Exercise requirements: When a line in the records contains the string "score", copy that line.

##### Given entries #####

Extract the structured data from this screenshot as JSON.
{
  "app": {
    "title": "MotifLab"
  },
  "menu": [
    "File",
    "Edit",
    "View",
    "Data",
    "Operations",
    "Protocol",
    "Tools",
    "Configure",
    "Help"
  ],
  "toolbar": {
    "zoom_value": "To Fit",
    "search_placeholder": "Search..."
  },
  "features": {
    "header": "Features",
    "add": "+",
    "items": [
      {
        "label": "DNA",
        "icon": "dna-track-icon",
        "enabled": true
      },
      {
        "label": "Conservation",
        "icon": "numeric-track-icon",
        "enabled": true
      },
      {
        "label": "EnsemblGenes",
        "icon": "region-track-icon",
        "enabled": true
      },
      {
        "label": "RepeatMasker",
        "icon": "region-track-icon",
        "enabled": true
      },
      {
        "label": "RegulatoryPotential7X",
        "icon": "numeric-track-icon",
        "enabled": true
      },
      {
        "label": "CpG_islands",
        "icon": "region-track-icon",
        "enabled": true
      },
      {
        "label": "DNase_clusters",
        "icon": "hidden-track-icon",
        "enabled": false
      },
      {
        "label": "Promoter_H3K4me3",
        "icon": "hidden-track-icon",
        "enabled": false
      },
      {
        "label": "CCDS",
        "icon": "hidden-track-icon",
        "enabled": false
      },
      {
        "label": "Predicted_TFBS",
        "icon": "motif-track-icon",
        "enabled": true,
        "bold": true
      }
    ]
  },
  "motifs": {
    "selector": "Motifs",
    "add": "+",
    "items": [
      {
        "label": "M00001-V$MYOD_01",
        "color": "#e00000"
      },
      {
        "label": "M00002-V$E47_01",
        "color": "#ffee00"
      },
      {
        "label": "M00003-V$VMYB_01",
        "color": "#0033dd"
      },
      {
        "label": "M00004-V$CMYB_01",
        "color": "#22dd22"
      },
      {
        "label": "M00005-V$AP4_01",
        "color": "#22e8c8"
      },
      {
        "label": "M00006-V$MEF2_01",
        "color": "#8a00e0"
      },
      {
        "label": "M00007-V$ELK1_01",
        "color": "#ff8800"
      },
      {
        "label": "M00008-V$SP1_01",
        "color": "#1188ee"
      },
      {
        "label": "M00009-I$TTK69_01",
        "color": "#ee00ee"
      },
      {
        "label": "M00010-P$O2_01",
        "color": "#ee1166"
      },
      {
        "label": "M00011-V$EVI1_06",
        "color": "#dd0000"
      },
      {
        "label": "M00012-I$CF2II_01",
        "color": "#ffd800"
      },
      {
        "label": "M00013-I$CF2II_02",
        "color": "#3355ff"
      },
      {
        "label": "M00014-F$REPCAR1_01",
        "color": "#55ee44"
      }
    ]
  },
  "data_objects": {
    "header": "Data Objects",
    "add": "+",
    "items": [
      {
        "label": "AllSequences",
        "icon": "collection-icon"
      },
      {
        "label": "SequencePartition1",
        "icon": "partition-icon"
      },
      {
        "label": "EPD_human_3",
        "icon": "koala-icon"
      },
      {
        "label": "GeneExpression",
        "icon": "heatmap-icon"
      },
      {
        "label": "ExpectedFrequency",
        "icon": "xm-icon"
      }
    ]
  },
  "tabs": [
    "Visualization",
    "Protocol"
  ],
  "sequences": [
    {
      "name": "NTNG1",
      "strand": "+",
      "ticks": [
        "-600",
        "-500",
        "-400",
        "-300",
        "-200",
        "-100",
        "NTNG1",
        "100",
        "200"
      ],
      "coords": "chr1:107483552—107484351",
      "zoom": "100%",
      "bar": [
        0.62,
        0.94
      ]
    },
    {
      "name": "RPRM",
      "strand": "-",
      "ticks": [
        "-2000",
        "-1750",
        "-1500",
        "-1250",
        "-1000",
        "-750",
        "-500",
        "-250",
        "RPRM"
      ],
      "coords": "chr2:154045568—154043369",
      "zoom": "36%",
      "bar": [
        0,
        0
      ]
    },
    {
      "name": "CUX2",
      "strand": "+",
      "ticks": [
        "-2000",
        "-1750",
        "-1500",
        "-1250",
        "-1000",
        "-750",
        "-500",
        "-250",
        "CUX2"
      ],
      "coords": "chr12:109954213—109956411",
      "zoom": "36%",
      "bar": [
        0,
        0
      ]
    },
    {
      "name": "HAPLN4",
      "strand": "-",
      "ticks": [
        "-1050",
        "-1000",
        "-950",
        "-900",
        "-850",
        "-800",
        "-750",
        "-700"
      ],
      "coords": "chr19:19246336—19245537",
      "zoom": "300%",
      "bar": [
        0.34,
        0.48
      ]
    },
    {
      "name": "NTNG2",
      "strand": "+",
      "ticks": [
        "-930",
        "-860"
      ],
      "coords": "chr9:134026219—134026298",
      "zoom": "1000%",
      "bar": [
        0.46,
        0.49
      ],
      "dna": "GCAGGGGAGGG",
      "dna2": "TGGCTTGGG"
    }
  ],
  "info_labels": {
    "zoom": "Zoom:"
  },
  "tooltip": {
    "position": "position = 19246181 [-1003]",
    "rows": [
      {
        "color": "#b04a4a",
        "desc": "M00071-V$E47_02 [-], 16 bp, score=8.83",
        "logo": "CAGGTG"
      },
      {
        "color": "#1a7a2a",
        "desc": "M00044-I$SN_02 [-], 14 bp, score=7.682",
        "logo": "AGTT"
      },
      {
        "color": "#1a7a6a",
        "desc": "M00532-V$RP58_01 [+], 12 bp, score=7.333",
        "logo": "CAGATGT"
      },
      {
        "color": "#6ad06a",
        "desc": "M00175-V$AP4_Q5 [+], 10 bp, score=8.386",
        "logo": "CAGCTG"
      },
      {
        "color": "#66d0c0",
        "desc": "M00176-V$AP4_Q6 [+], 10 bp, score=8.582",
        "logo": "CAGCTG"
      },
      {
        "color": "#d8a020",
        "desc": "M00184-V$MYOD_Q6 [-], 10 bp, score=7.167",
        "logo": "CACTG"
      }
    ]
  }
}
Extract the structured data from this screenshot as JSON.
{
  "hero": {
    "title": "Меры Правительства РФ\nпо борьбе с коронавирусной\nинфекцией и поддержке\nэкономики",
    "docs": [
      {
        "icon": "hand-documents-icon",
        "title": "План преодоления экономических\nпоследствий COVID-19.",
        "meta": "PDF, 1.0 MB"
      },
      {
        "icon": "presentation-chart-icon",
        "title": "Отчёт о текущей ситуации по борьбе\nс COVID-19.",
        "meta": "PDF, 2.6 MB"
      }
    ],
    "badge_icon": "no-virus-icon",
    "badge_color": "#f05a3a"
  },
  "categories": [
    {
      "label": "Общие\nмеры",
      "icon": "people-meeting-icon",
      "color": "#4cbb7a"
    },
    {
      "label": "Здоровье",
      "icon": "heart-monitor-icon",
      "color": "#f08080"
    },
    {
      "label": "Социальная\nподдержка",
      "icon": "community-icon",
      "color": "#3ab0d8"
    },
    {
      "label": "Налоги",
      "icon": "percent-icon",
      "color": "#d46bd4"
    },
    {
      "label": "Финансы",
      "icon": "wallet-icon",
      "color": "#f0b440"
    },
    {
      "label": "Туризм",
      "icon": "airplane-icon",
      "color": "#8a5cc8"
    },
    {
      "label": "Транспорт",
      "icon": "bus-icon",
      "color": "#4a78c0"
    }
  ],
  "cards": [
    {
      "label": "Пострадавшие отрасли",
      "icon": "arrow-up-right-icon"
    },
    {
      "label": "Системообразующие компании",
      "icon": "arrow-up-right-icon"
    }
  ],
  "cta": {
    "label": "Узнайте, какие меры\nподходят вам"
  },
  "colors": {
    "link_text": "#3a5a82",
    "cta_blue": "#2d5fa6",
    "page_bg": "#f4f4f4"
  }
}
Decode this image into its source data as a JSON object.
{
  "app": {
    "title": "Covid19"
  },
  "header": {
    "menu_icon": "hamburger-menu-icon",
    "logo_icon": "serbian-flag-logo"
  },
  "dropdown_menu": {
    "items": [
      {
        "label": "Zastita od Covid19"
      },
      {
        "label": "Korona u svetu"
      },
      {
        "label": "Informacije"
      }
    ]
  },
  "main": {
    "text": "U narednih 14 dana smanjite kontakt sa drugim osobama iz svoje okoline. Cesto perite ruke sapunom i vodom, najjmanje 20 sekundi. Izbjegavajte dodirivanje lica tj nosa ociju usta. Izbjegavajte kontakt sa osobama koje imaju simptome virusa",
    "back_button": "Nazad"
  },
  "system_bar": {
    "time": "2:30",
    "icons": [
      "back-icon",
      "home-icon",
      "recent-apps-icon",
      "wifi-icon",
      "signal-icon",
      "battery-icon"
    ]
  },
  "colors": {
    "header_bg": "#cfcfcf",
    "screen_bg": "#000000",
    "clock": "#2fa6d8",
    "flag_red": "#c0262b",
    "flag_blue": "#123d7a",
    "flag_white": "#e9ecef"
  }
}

#####

Task response:
        "desc": "M00071-V$E47_02 [-], 16 bp, score=8.83",
        "desc": "M00044-I$SN_02 [-], 14 bp, score=7.682",
        "desc": "M00532-V$RP58_01 [+], 12 bp, score=7.333",
        "desc": "M00175-V$AP4_Q5 [+], 10 bp, score=8.386",
        "desc": "M00176-V$AP4_Q6 [+], 10 bp, score=8.582",
        "desc": "M00184-V$MYOD_Q6 [-], 10 bp, score=7.167",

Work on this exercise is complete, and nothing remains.